-- Start Data excerpts --

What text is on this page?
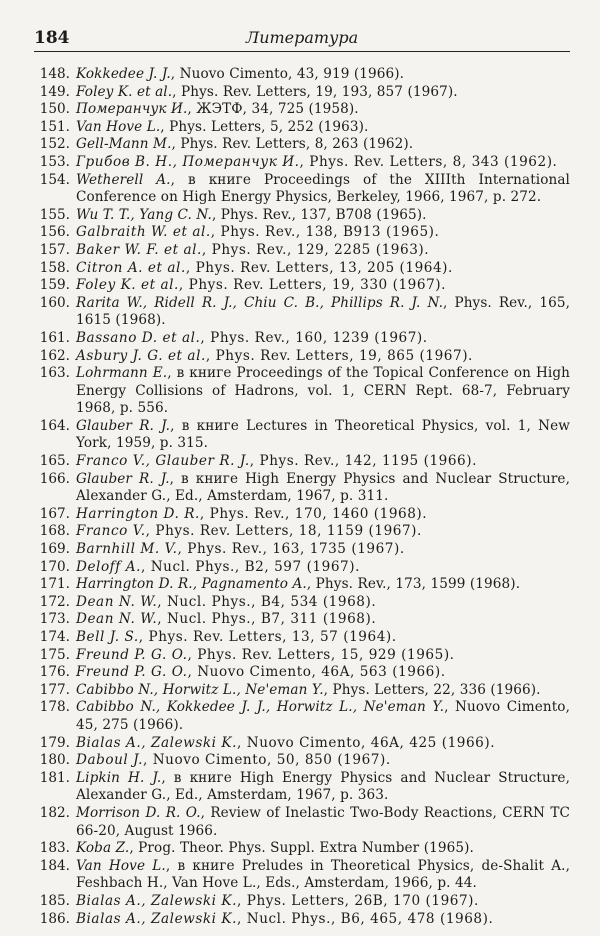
184	Литература
148. Kokkedee J. J., Nuovo Cimento, 43, 919 (1966).
149. Foley K. et al., Phys. Rev. Letters, 19, 193, 857 (1967).
150. Померанчук И., ЖЭТФ, 34, 725 (1958).
151. Van Hove L., Phys. Letters, 5, 252 (1963).
152. Gell-Mann M., Phys. Rev. Letters, 8, 263 (1962).
153. Грибов В. Н., Померанчук И., Phys. Rev. Letters, 8, 343 (1962).
154. Wetherell A., в книге Proceedings of the XIIIth International Conference on High Energy Physics, Berkeley, 1966, 1967, p. 272.
155. Wu T. T., Yang C. N., Phys. Rev., 137, B708 (1965).
156. Galbraith W. et al., Phys. Rev., 138, B913 (1965).
157. Baker W. F. et al., Phys. Rev., 129, 2285 (1963).
158. Citron A. et al., Phys. Rev. Letters, 13, 205 (1964).
159. Foley K. et al., Phys. Rev. Letters, 19, 330 (1967).
160. Rarita W., Ridell R. J., Chiu C. B., Phillips R. J. N., Phys. Rev., 165, 1615 (1968).
161. Bassano D. et al., Phys. Rev., 160, 1239 (1967).
162. Asbury J. G. et al., Phys. Rev. Letters, 19, 865 (1967).
163. Lohrmann E., в книге Proceedings of the Topical Conference on High Energy Collisions of Hadrons, vol. 1, CERN Rept. 68-7, February 1968, p. 556.
164. Glauber R. J., в книге Lectures in Theoretical Physics, vol. 1, New York, 1959, p. 315.
165. Franco V., Glauber R. J., Phys. Rev., 142, 1195 (1966).
166. Glauber R. J., в книге High Energy Physics and Nuclear Structure, Alexander G., Ed., Amsterdam, 1967, p. 311.
167. Harrington D. R., Phys. Rev., 170, 1460 (1968).
168. Franco V., Phys. Rev. Letters, 18, 1159 (1967).
169. Barnhill M. V., Phys. Rev., 163, 1735 (1967).
170. Deloff A., Nucl. Phys., B2, 597 (1967).
171. Harrington D. R., Pagnamento A., Phys. Rev., 173, 1599 (1968).
172. Dean N. W., Nucl. Phys., B4, 534 (1968).
173. Dean N. W., Nucl. Phys., B7, 311 (1968).
174. Bell J. S., Phys. Rev. Letters, 13, 57 (1964).
175. Freund P. G. O., Phys. Rev. Letters, 15, 929 (1965).
176. Freund P. G. O., Nuovo Cimento, 46A, 563 (1966).
177. Cabibbo N., Horwitz L., Ne'eman Y., Phys. Letters, 22, 336 (1966).
178. Cabibbo N., Kokkedee J. J., Horwitz L., Ne'eman Y., Nuovo Cimento, 45, 275 (1966).
179. Bialas A., Zalewski K., Nuovo Cimento, 46A, 425 (1966).
180. Daboul J., Nuovo Cimento, 50, 850 (1967).
181. Lipkin H. J., в книге High Energy Physics and Nuclear Structure, Alexander G., Ed., Amsterdam, 1967, p. 363.
182. Morrison D. R. O., Review of Inelastic Two-Body Reactions, CERN TC 66-20, August 1966.
183. Koba Z., Prog. Theor. Phys. Suppl. Extra Number (1965).
184. Van Hove L., в книге Preludes in Theoretical Physics, de-Shalit A., Feshbach H., Van Hove L., Eds., Amsterdam, 1966, p. 44.
185. Bialas A., Zalewski K., Phys. Letters, 26B, 170 (1967).
186. Bialas A., Zalewski K., Nucl. Phys., B6, 465, 478 (1968).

-- End Data excerpts --

**Written exercise**
Copy each line above precisely, dropping the pictures.

**Exercise solution**
What text is on this page?
184	Литература
148. Kokkedee J. J., Nuovo Cimento, 43, 919 (1966).
149. Foley K. et al., Phys. Rev. Letters, 19, 193, 857 (1967).
150. Померанчук И., ЖЭТФ, 34, 725 (1958).
151. Van Hove L., Phys. Letters, 5, 252 (1963).
152. Gell-Mann M., Phys. Rev. Letters, 8, 263 (1962).
153. Грибов В. Н., Померанчук И., Phys. Rev. Letters, 8, 343 (1962).
154. Wetherell A., в книге Proceedings of the XIIIth International Conference on High Energy Physics, Berkeley, 1966, 1967, p. 272.
155. Wu T. T., Yang C. N., Phys. Rev., 137, B708 (1965).
156. Galbraith W. et al., Phys. Rev., 138, B913 (1965).
157. Baker W. F. et al., Phys. Rev., 129, 2285 (1963).
158. Citron A. et al., Phys. Rev. Letters, 13, 205 (1964).
159. Foley K. et al., Phys. Rev. Letters, 19, 330 (1967).
160. Rarita W., Ridell R. J., Chiu C. B., Phillips R. J. N., Phys. Rev., 165, 1615 (1968).
161. Bassano D. et al., Phys. Rev., 160, 1239 (1967).
162. Asbury J. G. et al., Phys. Rev. Letters, 19, 865 (1967).
163. Lohrmann E., в книге Proceedings of the Topical Conference on High Energy Collisions of Hadrons, vol. 1, CERN Rept. 68-7, February 1968, p. 556.
164. Glauber R. J., в книге Lectures in Theoretical Physics, vol. 1, New York, 1959, p. 315.
165. Franco V., Glauber R. J., Phys. Rev., 142, 1195 (1966).
166. Glauber R. J., в книге High Energy Physics and Nuclear Structure, Alexander G., Ed., Amsterdam, 1967, p. 311.
167. Harrington D. R., Phys. Rev., 170, 1460 (1968).
168. Franco V., Phys. Rev. Letters, 18, 1159 (1967).
169. Barnhill M. V., Phys. Rev., 163, 1735 (1967).
170. Deloff A., Nucl. Phys., B2, 597 (1967).
171. Harrington D. R., Pagnamento A., Phys. Rev., 173, 1599 (1968).
172. Dean N. W., Nucl. Phys., B4, 534 (1968).
173. Dean N. W., Nucl. Phys., B7, 311 (1968).
174. Bell J. S., Phys. Rev. Letters, 13, 57 (1964).
175. Freund P. G. O., Phys. Rev. Letters, 15, 929 (1965).
176. Freund P. G. O., Nuovo Cimento, 46A, 563 (1966).
177. Cabibbo N., Horwitz L., Ne'eman Y., Phys. Letters, 22, 336 (1966).
178. Cabibbo N., Kokkedee J. J., Horwitz L., Ne'eman Y., Nuovo Cimento, 45, 275 (1966).
179. Bialas A., Zalewski K., Nuovo Cimento, 46A, 425 (1966).
180. Daboul J., Nuovo Cimento, 50, 850 (1967).
181. Lipkin H. J., в книге High Energy Physics and Nuclear Structure, Alexander G., Ed., Amsterdam, 1967, p. 363.
182. Morrison D. R. O., Review of Inelastic Two-Body Reactions, CERN TC 66-20, August 1966.
183. Koba Z., Prog. Theor. Phys. Suppl. Extra Number (1965).
184. Van Hove L., в книге Preludes in Theoretical Physics, de-Shalit A., Feshbach H., Van Hove L., Eds., Amsterdam, 1966, p. 44.
185. Bialas A., Zalewski K., Phys. Letters, 26B, 170 (1967).
186. Bialas A., Zalewski K., Nucl. Phys., B6, 465, 478 (1968).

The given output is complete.